Task statement:
Repeat every record below exactly, omitting any pictures.

Collection entries:
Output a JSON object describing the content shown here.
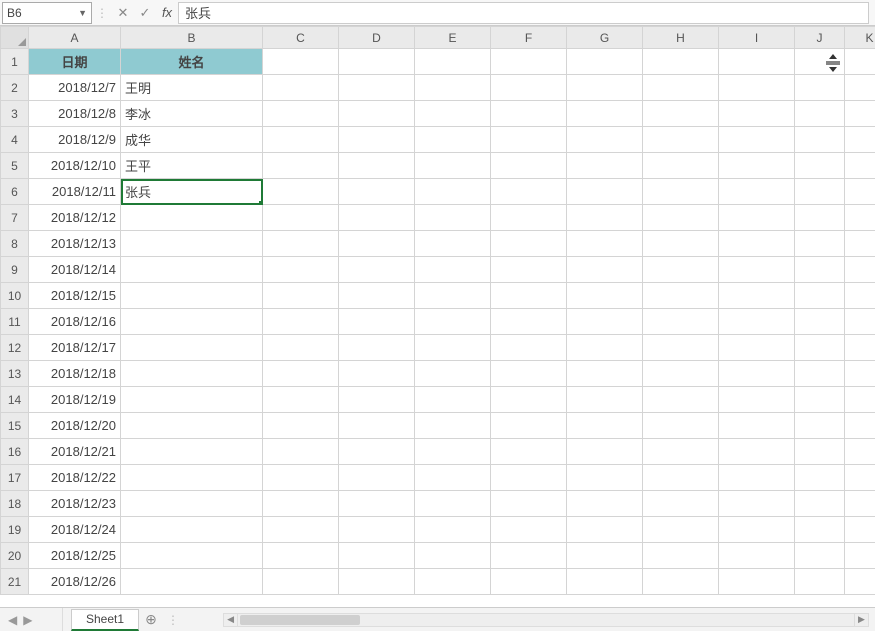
{
  "formula_bar": {
    "name_box": "B6",
    "cancel_icon": "✕",
    "enter_icon": "✓",
    "fx_label": "fx",
    "value": "张兵"
  },
  "columns": [
    "A",
    "B",
    "C",
    "D",
    "E",
    "F",
    "G",
    "H",
    "I",
    "J",
    "K"
  ],
  "active_cell": {
    "col": "B",
    "row": 6
  },
  "headers": {
    "A": "日期",
    "B": "姓名"
  },
  "rows": [
    {
      "n": 1,
      "A": "",
      "B": ""
    },
    {
      "n": 2,
      "A": "2018/12/7",
      "B": "王明"
    },
    {
      "n": 3,
      "A": "2018/12/8",
      "B": "李冰"
    },
    {
      "n": 4,
      "A": "2018/12/9",
      "B": "成华"
    },
    {
      "n": 5,
      "A": "2018/12/10",
      "B": "王平"
    },
    {
      "n": 6,
      "A": "2018/12/11",
      "B": "张兵"
    },
    {
      "n": 7,
      "A": "2018/12/12",
      "B": ""
    },
    {
      "n": 8,
      "A": "2018/12/13",
      "B": ""
    },
    {
      "n": 9,
      "A": "2018/12/14",
      "B": ""
    },
    {
      "n": 10,
      "A": "2018/12/15",
      "B": ""
    },
    {
      "n": 11,
      "A": "2018/12/16",
      "B": ""
    },
    {
      "n": 12,
      "A": "2018/12/17",
      "B": ""
    },
    {
      "n": 13,
      "A": "2018/12/18",
      "B": ""
    },
    {
      "n": 14,
      "A": "2018/12/19",
      "B": ""
    },
    {
      "n": 15,
      "A": "2018/12/20",
      "B": ""
    },
    {
      "n": 16,
      "A": "2018/12/21",
      "B": ""
    },
    {
      "n": 17,
      "A": "2018/12/22",
      "B": ""
    },
    {
      "n": 18,
      "A": "2018/12/23",
      "B": ""
    },
    {
      "n": 19,
      "A": "2018/12/24",
      "B": ""
    },
    {
      "n": 20,
      "A": "2018/12/25",
      "B": ""
    },
    {
      "n": 21,
      "A": "2018/12/26",
      "B": ""
    }
  ],
  "sheet_bar": {
    "active_sheet": "Sheet1",
    "add_icon": "⊕"
  }
}
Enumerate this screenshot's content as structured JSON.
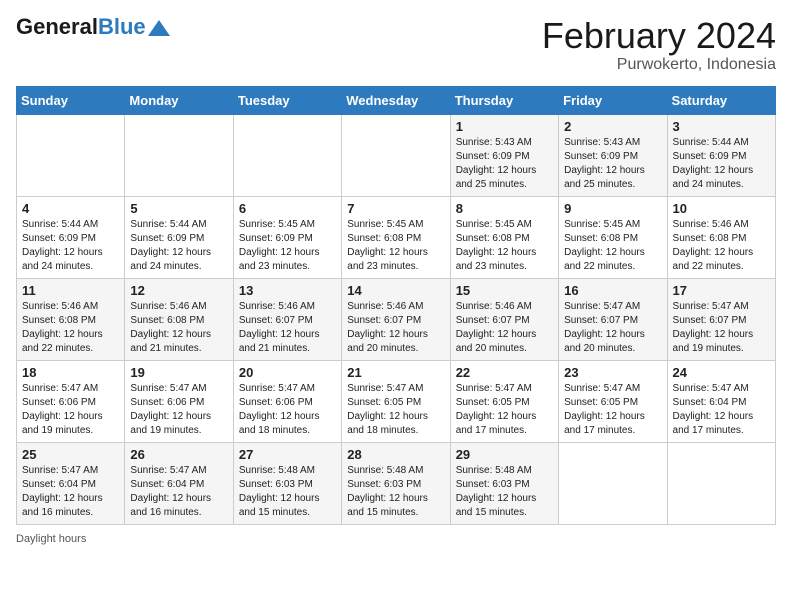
{
  "header": {
    "logo_general": "General",
    "logo_blue": "Blue",
    "month_year": "February 2024",
    "location": "Purwokerto, Indonesia"
  },
  "days": [
    "Sunday",
    "Monday",
    "Tuesday",
    "Wednesday",
    "Thursday",
    "Friday",
    "Saturday"
  ],
  "footer": {
    "label": "Daylight hours"
  },
  "weeks": [
    {
      "cells": [
        {
          "day": "",
          "content": ""
        },
        {
          "day": "",
          "content": ""
        },
        {
          "day": "",
          "content": ""
        },
        {
          "day": "",
          "content": ""
        },
        {
          "day": "1",
          "content": "Sunrise: 5:43 AM\nSunset: 6:09 PM\nDaylight: 12 hours\nand 25 minutes."
        },
        {
          "day": "2",
          "content": "Sunrise: 5:43 AM\nSunset: 6:09 PM\nDaylight: 12 hours\nand 25 minutes."
        },
        {
          "day": "3",
          "content": "Sunrise: 5:44 AM\nSunset: 6:09 PM\nDaylight: 12 hours\nand 24 minutes."
        }
      ]
    },
    {
      "cells": [
        {
          "day": "4",
          "content": "Sunrise: 5:44 AM\nSunset: 6:09 PM\nDaylight: 12 hours\nand 24 minutes."
        },
        {
          "day": "5",
          "content": "Sunrise: 5:44 AM\nSunset: 6:09 PM\nDaylight: 12 hours\nand 24 minutes."
        },
        {
          "day": "6",
          "content": "Sunrise: 5:45 AM\nSunset: 6:09 PM\nDaylight: 12 hours\nand 23 minutes."
        },
        {
          "day": "7",
          "content": "Sunrise: 5:45 AM\nSunset: 6:08 PM\nDaylight: 12 hours\nand 23 minutes."
        },
        {
          "day": "8",
          "content": "Sunrise: 5:45 AM\nSunset: 6:08 PM\nDaylight: 12 hours\nand 23 minutes."
        },
        {
          "day": "9",
          "content": "Sunrise: 5:45 AM\nSunset: 6:08 PM\nDaylight: 12 hours\nand 22 minutes."
        },
        {
          "day": "10",
          "content": "Sunrise: 5:46 AM\nSunset: 6:08 PM\nDaylight: 12 hours\nand 22 minutes."
        }
      ]
    },
    {
      "cells": [
        {
          "day": "11",
          "content": "Sunrise: 5:46 AM\nSunset: 6:08 PM\nDaylight: 12 hours\nand 22 minutes."
        },
        {
          "day": "12",
          "content": "Sunrise: 5:46 AM\nSunset: 6:08 PM\nDaylight: 12 hours\nand 21 minutes."
        },
        {
          "day": "13",
          "content": "Sunrise: 5:46 AM\nSunset: 6:07 PM\nDaylight: 12 hours\nand 21 minutes."
        },
        {
          "day": "14",
          "content": "Sunrise: 5:46 AM\nSunset: 6:07 PM\nDaylight: 12 hours\nand 20 minutes."
        },
        {
          "day": "15",
          "content": "Sunrise: 5:46 AM\nSunset: 6:07 PM\nDaylight: 12 hours\nand 20 minutes."
        },
        {
          "day": "16",
          "content": "Sunrise: 5:47 AM\nSunset: 6:07 PM\nDaylight: 12 hours\nand 20 minutes."
        },
        {
          "day": "17",
          "content": "Sunrise: 5:47 AM\nSunset: 6:07 PM\nDaylight: 12 hours\nand 19 minutes."
        }
      ]
    },
    {
      "cells": [
        {
          "day": "18",
          "content": "Sunrise: 5:47 AM\nSunset: 6:06 PM\nDaylight: 12 hours\nand 19 minutes."
        },
        {
          "day": "19",
          "content": "Sunrise: 5:47 AM\nSunset: 6:06 PM\nDaylight: 12 hours\nand 19 minutes."
        },
        {
          "day": "20",
          "content": "Sunrise: 5:47 AM\nSunset: 6:06 PM\nDaylight: 12 hours\nand 18 minutes."
        },
        {
          "day": "21",
          "content": "Sunrise: 5:47 AM\nSunset: 6:05 PM\nDaylight: 12 hours\nand 18 minutes."
        },
        {
          "day": "22",
          "content": "Sunrise: 5:47 AM\nSunset: 6:05 PM\nDaylight: 12 hours\nand 17 minutes."
        },
        {
          "day": "23",
          "content": "Sunrise: 5:47 AM\nSunset: 6:05 PM\nDaylight: 12 hours\nand 17 minutes."
        },
        {
          "day": "24",
          "content": "Sunrise: 5:47 AM\nSunset: 6:04 PM\nDaylight: 12 hours\nand 17 minutes."
        }
      ]
    },
    {
      "cells": [
        {
          "day": "25",
          "content": "Sunrise: 5:47 AM\nSunset: 6:04 PM\nDaylight: 12 hours\nand 16 minutes."
        },
        {
          "day": "26",
          "content": "Sunrise: 5:47 AM\nSunset: 6:04 PM\nDaylight: 12 hours\nand 16 minutes."
        },
        {
          "day": "27",
          "content": "Sunrise: 5:48 AM\nSunset: 6:03 PM\nDaylight: 12 hours\nand 15 minutes."
        },
        {
          "day": "28",
          "content": "Sunrise: 5:48 AM\nSunset: 6:03 PM\nDaylight: 12 hours\nand 15 minutes."
        },
        {
          "day": "29",
          "content": "Sunrise: 5:48 AM\nSunset: 6:03 PM\nDaylight: 12 hours\nand 15 minutes."
        },
        {
          "day": "",
          "content": ""
        },
        {
          "day": "",
          "content": ""
        }
      ]
    }
  ]
}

Task answer:
Output a JSON object describing the content shown here.
{
  "formula_bar": {
    "name_box": "B6",
    "cancel_icon": "✕",
    "enter_icon": "✓",
    "fx_label": "fx",
    "value": "张兵"
  },
  "columns": [
    "A",
    "B",
    "C",
    "D",
    "E",
    "F",
    "G",
    "H",
    "I",
    "J",
    "K"
  ],
  "active_cell": {
    "col": "B",
    "row": 6
  },
  "headers": {
    "A": "日期",
    "B": "姓名"
  },
  "rows": [
    {
      "n": 1,
      "A": "",
      "B": ""
    },
    {
      "n": 2,
      "A": "2018/12/7",
      "B": "王明"
    },
    {
      "n": 3,
      "A": "2018/12/8",
      "B": "李冰"
    },
    {
      "n": 4,
      "A": "2018/12/9",
      "B": "成华"
    },
    {
      "n": 5,
      "A": "2018/12/10",
      "B": "王平"
    },
    {
      "n": 6,
      "A": "2018/12/11",
      "B": "张兵"
    },
    {
      "n": 7,
      "A": "2018/12/12",
      "B": ""
    },
    {
      "n": 8,
      "A": "2018/12/13",
      "B": ""
    },
    {
      "n": 9,
      "A": "2018/12/14",
      "B": ""
    },
    {
      "n": 10,
      "A": "2018/12/15",
      "B": ""
    },
    {
      "n": 11,
      "A": "2018/12/16",
      "B": ""
    },
    {
      "n": 12,
      "A": "2018/12/17",
      "B": ""
    },
    {
      "n": 13,
      "A": "2018/12/18",
      "B": ""
    },
    {
      "n": 14,
      "A": "2018/12/19",
      "B": ""
    },
    {
      "n": 15,
      "A": "2018/12/20",
      "B": ""
    },
    {
      "n": 16,
      "A": "2018/12/21",
      "B": ""
    },
    {
      "n": 17,
      "A": "2018/12/22",
      "B": ""
    },
    {
      "n": 18,
      "A": "2018/12/23",
      "B": ""
    },
    {
      "n": 19,
      "A": "2018/12/24",
      "B": ""
    },
    {
      "n": 20,
      "A": "2018/12/25",
      "B": ""
    },
    {
      "n": 21,
      "A": "2018/12/26",
      "B": ""
    }
  ],
  "sheet_bar": {
    "active_sheet": "Sheet1",
    "add_icon": "⊕"
  }
}
Enumerate this screenshot's content as structured JSON.
{
  "header": {
    "logo_general": "General",
    "logo_blue": "Blue",
    "month_year": "February 2024",
    "location": "Purwokerto, Indonesia"
  },
  "days": [
    "Sunday",
    "Monday",
    "Tuesday",
    "Wednesday",
    "Thursday",
    "Friday",
    "Saturday"
  ],
  "footer": {
    "label": "Daylight hours"
  },
  "weeks": [
    {
      "cells": [
        {
          "day": "",
          "content": ""
        },
        {
          "day": "",
          "content": ""
        },
        {
          "day": "",
          "content": ""
        },
        {
          "day": "",
          "content": ""
        },
        {
          "day": "1",
          "content": "Sunrise: 5:43 AM\nSunset: 6:09 PM\nDaylight: 12 hours\nand 25 minutes."
        },
        {
          "day": "2",
          "content": "Sunrise: 5:43 AM\nSunset: 6:09 PM\nDaylight: 12 hours\nand 25 minutes."
        },
        {
          "day": "3",
          "content": "Sunrise: 5:44 AM\nSunset: 6:09 PM\nDaylight: 12 hours\nand 24 minutes."
        }
      ]
    },
    {
      "cells": [
        {
          "day": "4",
          "content": "Sunrise: 5:44 AM\nSunset: 6:09 PM\nDaylight: 12 hours\nand 24 minutes."
        },
        {
          "day": "5",
          "content": "Sunrise: 5:44 AM\nSunset: 6:09 PM\nDaylight: 12 hours\nand 24 minutes."
        },
        {
          "day": "6",
          "content": "Sunrise: 5:45 AM\nSunset: 6:09 PM\nDaylight: 12 hours\nand 23 minutes."
        },
        {
          "day": "7",
          "content": "Sunrise: 5:45 AM\nSunset: 6:08 PM\nDaylight: 12 hours\nand 23 minutes."
        },
        {
          "day": "8",
          "content": "Sunrise: 5:45 AM\nSunset: 6:08 PM\nDaylight: 12 hours\nand 23 minutes."
        },
        {
          "day": "9",
          "content": "Sunrise: 5:45 AM\nSunset: 6:08 PM\nDaylight: 12 hours\nand 22 minutes."
        },
        {
          "day": "10",
          "content": "Sunrise: 5:46 AM\nSunset: 6:08 PM\nDaylight: 12 hours\nand 22 minutes."
        }
      ]
    },
    {
      "cells": [
        {
          "day": "11",
          "content": "Sunrise: 5:46 AM\nSunset: 6:08 PM\nDaylight: 12 hours\nand 22 minutes."
        },
        {
          "day": "12",
          "content": "Sunrise: 5:46 AM\nSunset: 6:08 PM\nDaylight: 12 hours\nand 21 minutes."
        },
        {
          "day": "13",
          "content": "Sunrise: 5:46 AM\nSunset: 6:07 PM\nDaylight: 12 hours\nand 21 minutes."
        },
        {
          "day": "14",
          "content": "Sunrise: 5:46 AM\nSunset: 6:07 PM\nDaylight: 12 hours\nand 20 minutes."
        },
        {
          "day": "15",
          "content": "Sunrise: 5:46 AM\nSunset: 6:07 PM\nDaylight: 12 hours\nand 20 minutes."
        },
        {
          "day": "16",
          "content": "Sunrise: 5:47 AM\nSunset: 6:07 PM\nDaylight: 12 hours\nand 20 minutes."
        },
        {
          "day": "17",
          "content": "Sunrise: 5:47 AM\nSunset: 6:07 PM\nDaylight: 12 hours\nand 19 minutes."
        }
      ]
    },
    {
      "cells": [
        {
          "day": "18",
          "content": "Sunrise: 5:47 AM\nSunset: 6:06 PM\nDaylight: 12 hours\nand 19 minutes."
        },
        {
          "day": "19",
          "content": "Sunrise: 5:47 AM\nSunset: 6:06 PM\nDaylight: 12 hours\nand 19 minutes."
        },
        {
          "day": "20",
          "content": "Sunrise: 5:47 AM\nSunset: 6:06 PM\nDaylight: 12 hours\nand 18 minutes."
        },
        {
          "day": "21",
          "content": "Sunrise: 5:47 AM\nSunset: 6:05 PM\nDaylight: 12 hours\nand 18 minutes."
        },
        {
          "day": "22",
          "content": "Sunrise: 5:47 AM\nSunset: 6:05 PM\nDaylight: 12 hours\nand 17 minutes."
        },
        {
          "day": "23",
          "content": "Sunrise: 5:47 AM\nSunset: 6:05 PM\nDaylight: 12 hours\nand 17 minutes."
        },
        {
          "day": "24",
          "content": "Sunrise: 5:47 AM\nSunset: 6:04 PM\nDaylight: 12 hours\nand 17 minutes."
        }
      ]
    },
    {
      "cells": [
        {
          "day": "25",
          "content": "Sunrise: 5:47 AM\nSunset: 6:04 PM\nDaylight: 12 hours\nand 16 minutes."
        },
        {
          "day": "26",
          "content": "Sunrise: 5:47 AM\nSunset: 6:04 PM\nDaylight: 12 hours\nand 16 minutes."
        },
        {
          "day": "27",
          "content": "Sunrise: 5:48 AM\nSunset: 6:03 PM\nDaylight: 12 hours\nand 15 minutes."
        },
        {
          "day": "28",
          "content": "Sunrise: 5:48 AM\nSunset: 6:03 PM\nDaylight: 12 hours\nand 15 minutes."
        },
        {
          "day": "29",
          "content": "Sunrise: 5:48 AM\nSunset: 6:03 PM\nDaylight: 12 hours\nand 15 minutes."
        },
        {
          "day": "",
          "content": ""
        },
        {
          "day": "",
          "content": ""
        }
      ]
    }
  ]
}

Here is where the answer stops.